#### What the task asks:
Write out the material exactly, leaving every picture behind.

[Records contained in a dataset]

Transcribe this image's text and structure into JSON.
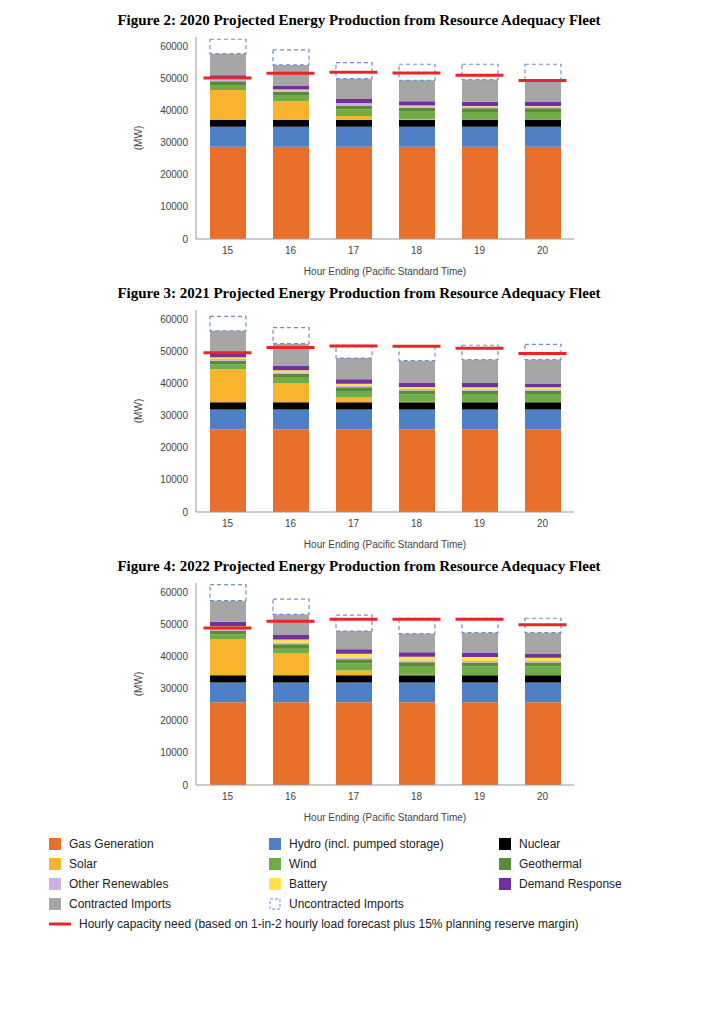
{
  "chart_data": [
    {
      "type": "bar",
      "title": "Figure 2: 2020 Projected Energy Production from Resource Adequacy Fleet",
      "x_label": "Hour Ending (Pacific Standard Time)",
      "y_label": "(MW)",
      "categories": [
        "15",
        "16",
        "17",
        "18",
        "19",
        "20"
      ],
      "ylim": [
        0,
        63000
      ],
      "yticks": [
        0,
        10000,
        20000,
        30000,
        40000,
        50000,
        60000
      ],
      "grid": false,
      "stacked": true,
      "series": [
        {
          "name": "Gas Generation",
          "color": "#e8702a",
          "values": [
            28800,
            28800,
            28800,
            28800,
            28800,
            28800
          ]
        },
        {
          "name": "Hydro (incl. pumped storage)",
          "color": "#4f7fc4",
          "values": [
            6200,
            6200,
            6200,
            6200,
            6200,
            6200
          ]
        },
        {
          "name": "Nuclear",
          "color": "#000000",
          "values": [
            2200,
            2200,
            2200,
            2200,
            2200,
            2200
          ]
        },
        {
          "name": "Solar",
          "color": "#f7b42c",
          "values": [
            9300,
            5800,
            1200,
            200,
            0,
            0
          ]
        },
        {
          "name": "Wind",
          "color": "#70ad47",
          "values": [
            1500,
            1700,
            2000,
            2300,
            2400,
            2400
          ]
        },
        {
          "name": "Geothermal",
          "color": "#5a8a3a",
          "values": [
            1200,
            1200,
            1200,
            1200,
            1200,
            1200
          ]
        },
        {
          "name": "Other Renewables",
          "color": "#c9b3e0",
          "values": [
            500,
            500,
            500,
            500,
            500,
            500
          ]
        },
        {
          "name": "Battery",
          "color": "#ffe14a",
          "values": [
            200,
            200,
            200,
            200,
            200,
            200
          ]
        },
        {
          "name": "Demand Response",
          "color": "#7030a0",
          "values": [
            1200,
            1300,
            1400,
            1400,
            1300,
            1200
          ]
        },
        {
          "name": "Contracted Imports",
          "color": "#a6a6a6",
          "values": [
            6700,
            6400,
            6300,
            6500,
            6900,
            6300
          ]
        },
        {
          "name": "Uncontracted Imports",
          "color": "#6f8fd0",
          "line_style": "dashed",
          "values": [
            4500,
            4700,
            5000,
            5000,
            4800,
            5500
          ]
        },
        {
          "name": "Hourly capacity need (based on 1-in-2 hourly load forecast plus 15% planning reserve margin)",
          "color": "#e8262a",
          "type": "line",
          "marker": "dash",
          "values": [
            50200,
            51700,
            52000,
            51800,
            51100,
            49400
          ]
        }
      ]
    },
    {
      "type": "bar",
      "title": "Figure 3: 2021 Projected Energy Production from Resource Adequacy Fleet",
      "x_label": "Hour Ending (Pacific Standard Time)",
      "y_label": "(MW)",
      "categories": [
        "15",
        "16",
        "17",
        "18",
        "19",
        "20"
      ],
      "ylim": [
        0,
        63000
      ],
      "yticks": [
        0,
        10000,
        20000,
        30000,
        40000,
        50000,
        60000
      ],
      "grid": false,
      "stacked": true,
      "series": [
        {
          "name": "Gas Generation",
          "color": "#e8702a",
          "values": [
            25800,
            25800,
            25800,
            25800,
            25800,
            25800
          ]
        },
        {
          "name": "Hydro (incl. pumped storage)",
          "color": "#4f7fc4",
          "values": [
            6200,
            6200,
            6200,
            6200,
            6200,
            6200
          ]
        },
        {
          "name": "Nuclear",
          "color": "#000000",
          "values": [
            2200,
            2200,
            2200,
            2200,
            2200,
            2200
          ]
        },
        {
          "name": "Solar",
          "color": "#f7b42c",
          "values": [
            10300,
            6000,
            1500,
            200,
            0,
            0
          ]
        },
        {
          "name": "Wind",
          "color": "#70ad47",
          "values": [
            1500,
            1700,
            2000,
            2300,
            2400,
            2400
          ]
        },
        {
          "name": "Geothermal",
          "color": "#5a8a3a",
          "values": [
            1200,
            1200,
            1200,
            1200,
            1200,
            1200
          ]
        },
        {
          "name": "Other Renewables",
          "color": "#c9b3e0",
          "values": [
            500,
            500,
            500,
            500,
            500,
            500
          ]
        },
        {
          "name": "Battery",
          "color": "#ffe14a",
          "values": [
            600,
            600,
            600,
            600,
            600,
            600
          ]
        },
        {
          "name": "Demand Response",
          "color": "#7030a0",
          "values": [
            1200,
            1300,
            1400,
            1400,
            1300,
            1200
          ]
        },
        {
          "name": "Contracted Imports",
          "color": "#a6a6a6",
          "values": [
            7000,
            7000,
            6600,
            6800,
            7300,
            7400
          ]
        },
        {
          "name": "Uncontracted Imports",
          "color": "#6f8fd0",
          "line_style": "dashed",
          "values": [
            4500,
            5000,
            4000,
            4300,
            4500,
            4800
          ]
        },
        {
          "name": "Hourly capacity need (based on 1-in-2 hourly load forecast plus 15% planning reserve margin)",
          "color": "#e8262a",
          "type": "line",
          "marker": "dash",
          "values": [
            49700,
            51300,
            51800,
            51700,
            51100,
            49400
          ]
        }
      ]
    },
    {
      "type": "bar",
      "title": "Figure 4: 2022 Projected Energy Production from Resource Adequacy Fleet",
      "x_label": "Hour Ending (Pacific Standard Time)",
      "y_label": "(MW)",
      "categories": [
        "15",
        "16",
        "17",
        "18",
        "19",
        "20"
      ],
      "ylim": [
        0,
        63000
      ],
      "yticks": [
        0,
        10000,
        20000,
        30000,
        40000,
        50000,
        60000
      ],
      "grid": false,
      "stacked": true,
      "legend": "bottom",
      "series": [
        {
          "name": "Gas Generation",
          "color": "#e8702a",
          "values": [
            25800,
            25800,
            25800,
            25800,
            25800,
            25800
          ]
        },
        {
          "name": "Hydro (incl. pumped storage)",
          "color": "#4f7fc4",
          "values": [
            6200,
            6200,
            6200,
            6200,
            6200,
            6200
          ]
        },
        {
          "name": "Nuclear",
          "color": "#000000",
          "values": [
            2200,
            2200,
            2200,
            2200,
            2200,
            2200
          ]
        },
        {
          "name": "Solar",
          "color": "#f7b42c",
          "values": [
            11300,
            6800,
            1500,
            200,
            0,
            0
          ]
        },
        {
          "name": "Wind",
          "color": "#70ad47",
          "values": [
            1500,
            1700,
            2300,
            2700,
            2800,
            2800
          ]
        },
        {
          "name": "Geothermal",
          "color": "#5a8a3a",
          "values": [
            1200,
            1200,
            1200,
            1200,
            1200,
            1200
          ]
        },
        {
          "name": "Other Renewables",
          "color": "#c9b3e0",
          "values": [
            500,
            500,
            500,
            500,
            500,
            500
          ]
        },
        {
          "name": "Battery",
          "color": "#ffe14a",
          "values": [
            800,
            1000,
            1200,
            1200,
            1200,
            1000
          ]
        },
        {
          "name": "Demand Response",
          "color": "#7030a0",
          "values": [
            1400,
            1400,
            1400,
            1400,
            1400,
            1300
          ]
        },
        {
          "name": "Contracted Imports",
          "color": "#a6a6a6",
          "values": [
            6600,
            6400,
            5700,
            5800,
            6200,
            6500
          ]
        },
        {
          "name": "Uncontracted Imports",
          "color": "#6f8fd0",
          "line_style": "dashed",
          "values": [
            5000,
            4800,
            5000,
            4800,
            4500,
            4500
          ]
        },
        {
          "name": "Hourly capacity need (based on 1-in-2 hourly load forecast plus 15% planning reserve margin)",
          "color": "#e8262a",
          "type": "line",
          "marker": "dash",
          "values": [
            49000,
            51100,
            51700,
            51700,
            51700,
            50000
          ]
        }
      ]
    }
  ]
}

#### Solution for this task:
Transcribe this image's text and structure into JSON.
{
  "chart_data": [
    {
      "type": "bar",
      "title": "Figure 2: 2020 Projected Energy Production from Resource Adequacy Fleet",
      "x_label": "Hour Ending (Pacific Standard Time)",
      "y_label": "(MW)",
      "categories": [
        "15",
        "16",
        "17",
        "18",
        "19",
        "20"
      ],
      "ylim": [
        0,
        63000
      ],
      "yticks": [
        0,
        10000,
        20000,
        30000,
        40000,
        50000,
        60000
      ],
      "grid": false,
      "stacked": true,
      "series": [
        {
          "name": "Gas Generation",
          "color": "#e8702a",
          "values": [
            28800,
            28800,
            28800,
            28800,
            28800,
            28800
          ]
        },
        {
          "name": "Hydro (incl. pumped storage)",
          "color": "#4f7fc4",
          "values": [
            6200,
            6200,
            6200,
            6200,
            6200,
            6200
          ]
        },
        {
          "name": "Nuclear",
          "color": "#000000",
          "values": [
            2200,
            2200,
            2200,
            2200,
            2200,
            2200
          ]
        },
        {
          "name": "Solar",
          "color": "#f7b42c",
          "values": [
            9300,
            5800,
            1200,
            200,
            0,
            0
          ]
        },
        {
          "name": "Wind",
          "color": "#70ad47",
          "values": [
            1500,
            1700,
            2000,
            2300,
            2400,
            2400
          ]
        },
        {
          "name": "Geothermal",
          "color": "#5a8a3a",
          "values": [
            1200,
            1200,
            1200,
            1200,
            1200,
            1200
          ]
        },
        {
          "name": "Other Renewables",
          "color": "#c9b3e0",
          "values": [
            500,
            500,
            500,
            500,
            500,
            500
          ]
        },
        {
          "name": "Battery",
          "color": "#ffe14a",
          "values": [
            200,
            200,
            200,
            200,
            200,
            200
          ]
        },
        {
          "name": "Demand Response",
          "color": "#7030a0",
          "values": [
            1200,
            1300,
            1400,
            1400,
            1300,
            1200
          ]
        },
        {
          "name": "Contracted Imports",
          "color": "#a6a6a6",
          "values": [
            6700,
            6400,
            6300,
            6500,
            6900,
            6300
          ]
        },
        {
          "name": "Uncontracted Imports",
          "color": "#6f8fd0",
          "line_style": "dashed",
          "values": [
            4500,
            4700,
            5000,
            5000,
            4800,
            5500
          ]
        },
        {
          "name": "Hourly capacity need (based on 1-in-2 hourly load forecast plus 15% planning reserve margin)",
          "color": "#e8262a",
          "type": "line",
          "marker": "dash",
          "values": [
            50200,
            51700,
            52000,
            51800,
            51100,
            49400
          ]
        }
      ]
    },
    {
      "type": "bar",
      "title": "Figure 3: 2021 Projected Energy Production from Resource Adequacy Fleet",
      "x_label": "Hour Ending (Pacific Standard Time)",
      "y_label": "(MW)",
      "categories": [
        "15",
        "16",
        "17",
        "18",
        "19",
        "20"
      ],
      "ylim": [
        0,
        63000
      ],
      "yticks": [
        0,
        10000,
        20000,
        30000,
        40000,
        50000,
        60000
      ],
      "grid": false,
      "stacked": true,
      "series": [
        {
          "name": "Gas Generation",
          "color": "#e8702a",
          "values": [
            25800,
            25800,
            25800,
            25800,
            25800,
            25800
          ]
        },
        {
          "name": "Hydro (incl. pumped storage)",
          "color": "#4f7fc4",
          "values": [
            6200,
            6200,
            6200,
            6200,
            6200,
            6200
          ]
        },
        {
          "name": "Nuclear",
          "color": "#000000",
          "values": [
            2200,
            2200,
            2200,
            2200,
            2200,
            2200
          ]
        },
        {
          "name": "Solar",
          "color": "#f7b42c",
          "values": [
            10300,
            6000,
            1500,
            200,
            0,
            0
          ]
        },
        {
          "name": "Wind",
          "color": "#70ad47",
          "values": [
            1500,
            1700,
            2000,
            2300,
            2400,
            2400
          ]
        },
        {
          "name": "Geothermal",
          "color": "#5a8a3a",
          "values": [
            1200,
            1200,
            1200,
            1200,
            1200,
            1200
          ]
        },
        {
          "name": "Other Renewables",
          "color": "#c9b3e0",
          "values": [
            500,
            500,
            500,
            500,
            500,
            500
          ]
        },
        {
          "name": "Battery",
          "color": "#ffe14a",
          "values": [
            600,
            600,
            600,
            600,
            600,
            600
          ]
        },
        {
          "name": "Demand Response",
          "color": "#7030a0",
          "values": [
            1200,
            1300,
            1400,
            1400,
            1300,
            1200
          ]
        },
        {
          "name": "Contracted Imports",
          "color": "#a6a6a6",
          "values": [
            7000,
            7000,
            6600,
            6800,
            7300,
            7400
          ]
        },
        {
          "name": "Uncontracted Imports",
          "color": "#6f8fd0",
          "line_style": "dashed",
          "values": [
            4500,
            5000,
            4000,
            4300,
            4500,
            4800
          ]
        },
        {
          "name": "Hourly capacity need (based on 1-in-2 hourly load forecast plus 15% planning reserve margin)",
          "color": "#e8262a",
          "type": "line",
          "marker": "dash",
          "values": [
            49700,
            51300,
            51800,
            51700,
            51100,
            49400
          ]
        }
      ]
    },
    {
      "type": "bar",
      "title": "Figure 4: 2022 Projected Energy Production from Resource Adequacy Fleet",
      "x_label": "Hour Ending (Pacific Standard Time)",
      "y_label": "(MW)",
      "categories": [
        "15",
        "16",
        "17",
        "18",
        "19",
        "20"
      ],
      "ylim": [
        0,
        63000
      ],
      "yticks": [
        0,
        10000,
        20000,
        30000,
        40000,
        50000,
        60000
      ],
      "grid": false,
      "stacked": true,
      "legend": "bottom",
      "series": [
        {
          "name": "Gas Generation",
          "color": "#e8702a",
          "values": [
            25800,
            25800,
            25800,
            25800,
            25800,
            25800
          ]
        },
        {
          "name": "Hydro (incl. pumped storage)",
          "color": "#4f7fc4",
          "values": [
            6200,
            6200,
            6200,
            6200,
            6200,
            6200
          ]
        },
        {
          "name": "Nuclear",
          "color": "#000000",
          "values": [
            2200,
            2200,
            2200,
            2200,
            2200,
            2200
          ]
        },
        {
          "name": "Solar",
          "color": "#f7b42c",
          "values": [
            11300,
            6800,
            1500,
            200,
            0,
            0
          ]
        },
        {
          "name": "Wind",
          "color": "#70ad47",
          "values": [
            1500,
            1700,
            2300,
            2700,
            2800,
            2800
          ]
        },
        {
          "name": "Geothermal",
          "color": "#5a8a3a",
          "values": [
            1200,
            1200,
            1200,
            1200,
            1200,
            1200
          ]
        },
        {
          "name": "Other Renewables",
          "color": "#c9b3e0",
          "values": [
            500,
            500,
            500,
            500,
            500,
            500
          ]
        },
        {
          "name": "Battery",
          "color": "#ffe14a",
          "values": [
            800,
            1000,
            1200,
            1200,
            1200,
            1000
          ]
        },
        {
          "name": "Demand Response",
          "color": "#7030a0",
          "values": [
            1400,
            1400,
            1400,
            1400,
            1400,
            1300
          ]
        },
        {
          "name": "Contracted Imports",
          "color": "#a6a6a6",
          "values": [
            6600,
            6400,
            5700,
            5800,
            6200,
            6500
          ]
        },
        {
          "name": "Uncontracted Imports",
          "color": "#6f8fd0",
          "line_style": "dashed",
          "values": [
            5000,
            4800,
            5000,
            4800,
            4500,
            4500
          ]
        },
        {
          "name": "Hourly capacity need (based on 1-in-2 hourly load forecast plus 15% planning reserve margin)",
          "color": "#e8262a",
          "type": "line",
          "marker": "dash",
          "values": [
            49000,
            51100,
            51700,
            51700,
            51700,
            50000
          ]
        }
      ]
    }
  ]
}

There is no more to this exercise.